▸ Records shown:
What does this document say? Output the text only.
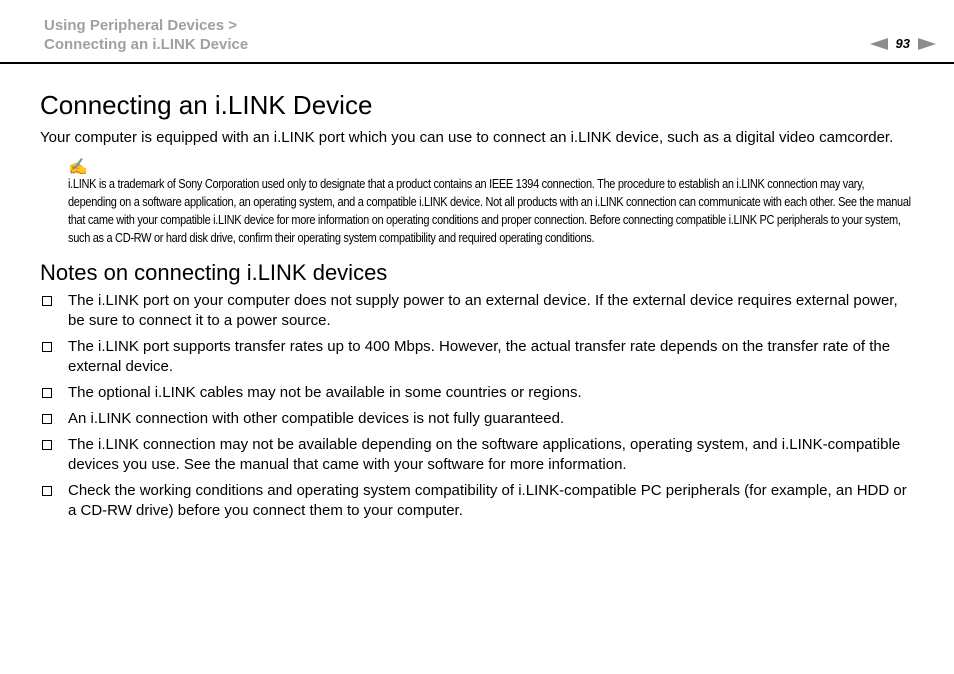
Using Peripheral Devices >
Connecting an i.LINK Device	93
Connecting an i.LINK Device

Your computer is equipped with an i.LINK port which you can use to connect an i.LINK device, such as a digital video camcorder.

✍

i.LINK is a trademark of Sony Corporation used only to designate that a product contains an IEEE 1394 connection. The procedure to establish an i.LINK connection may vary, depending on a software application, an operating system, and a compatible i.LINK device. Not all products with an i.LINK connection can communicate with each other. See the manual that came with your compatible i.LINK device for more information on operating conditions and proper connection. Before connecting compatible i.LINK PC peripherals to your system, such as a CD-RW or hard disk drive, confirm their operating system compatibility and required operating conditions.

Notes on connecting i.LINK devices
The i.LINK port on your computer does not supply power to an external device. If the external device requires external power, be sure to connect it to a power source.
The i.LINK port supports transfer rates up to 400 Mbps. However, the actual transfer rate depends on the transfer rate of the external device.
The optional i.LINK cables may not be available in some countries or regions.
An i.LINK connection with other compatible devices is not fully guaranteed.
The i.LINK connection may not be available depending on the software applications, operating system, and i.LINK-compatible devices you use. See the manual that came with your software for more information.
Check the working conditions and operating system compatibility of i.LINK-compatible PC peripherals (for example, an HDD or a CD-RW drive) before you connect them to your computer.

▸ Your objective:
Using the material above, gather every line that includes "available".

▸ Worked answer:
The optional i.LINK cables may not be available in some countries or regions.
The i.LINK connection may not be available depending on the software applications, operating system, and i.LINK-compatible devices you use. See the manual that came with your software for more information.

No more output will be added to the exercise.